BRIEF: Drop all images and give the records again exactly.

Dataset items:
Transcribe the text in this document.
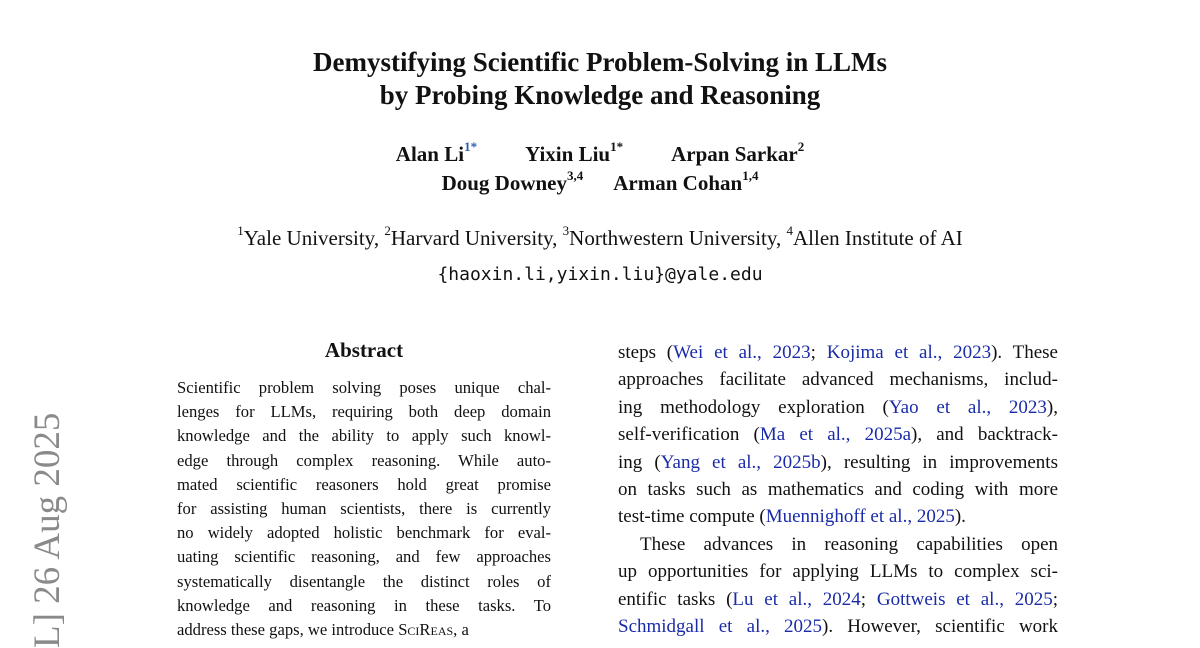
L] 26 Aug 2025
Demystifying Scientific Problem-Solving in LLMs
by Probing Knowledge and Reasoning
Alan Li$^{1*}$ Yixin Liu$^{1*}$ Arpan Sarkar$^2$
Doug Downey$^{3,4}$ Arman Cohan$^{1,4}$
$^1$Yale University, $^2$Harvard University, $^3$Northwestern University, $^4$Allen Institute of AI
{haoxin.li,yixin.liu}@yale.edu
Abstract
Scientific problem solving poses unique chal-
lenges for LLMs, requiring both deep domain
knowledge and the ability to apply such knowl-
edge through complex reasoning. While auto-
mated scientific reasoners hold great promise
for assisting human scientists, there is currently
no widely adopted holistic benchmark for eval-
uating scientific reasoning, and few approaches
systematically disentangle the distinct roles of
knowledge and reasoning in these tasks. To
address these gaps, we introduce SciReas, a
steps (Wei et al., 2023; Kojima et al., 2023). These
approaches facilitate advanced mechanisms, includ-
ing methodology exploration (Yao et al., 2023),
self-verification (Ma et al., 2025a), and backtrack-
ing (Yang et al., 2025b), resulting in improvements
on tasks such as mathematics and coding with more
test-time compute (Muennighoff et al., 2025).
These advances in reasoning capabilities open
up opportunities for applying LLMs to complex sci-
entific tasks (Lu et al., 2024; Gottweis et al., 2025;
Schmidgall et al., 2025). However, scientific work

REPLY TO THE EXERCISE:
Transcribe the text in this document.
L] 26 Aug 2025
Demystifying Scientific Problem-Solving in LLMs
by Probing Knowledge and Reasoning
Alan Li$^{1*}$ Yixin Liu$^{1*}$ Arpan Sarkar$^2$
Doug Downey$^{3,4}$ Arman Cohan$^{1,4}$
$^1$Yale University, $^2$Harvard University, $^3$Northwestern University, $^4$Allen Institute of AI
{haoxin.li,yixin.liu}@yale.edu
Abstract
Scientific problem solving poses unique chal-
lenges for LLMs, requiring both deep domain
knowledge and the ability to apply such knowl-
edge through complex reasoning. While auto-
mated scientific reasoners hold great promise
for assisting human scientists, there is currently
no widely adopted holistic benchmark for eval-
uating scientific reasoning, and few approaches
systematically disentangle the distinct roles of
knowledge and reasoning in these tasks. To
address these gaps, we introduce SciReas, a
steps (Wei et al., 2023; Kojima et al., 2023). These
approaches facilitate advanced mechanisms, includ-
ing methodology exploration (Yao et al., 2023),
self-verification (Ma et al., 2025a), and backtrack-
ing (Yang et al., 2025b), resulting in improvements
on tasks such as mathematics and coding with more
test-time compute (Muennighoff et al., 2025).
These advances in reasoning capabilities open
up opportunities for applying LLMs to complex sci-
entific tasks (Lu et al., 2024; Gottweis et al., 2025;
Schmidgall et al., 2025). However, scientific work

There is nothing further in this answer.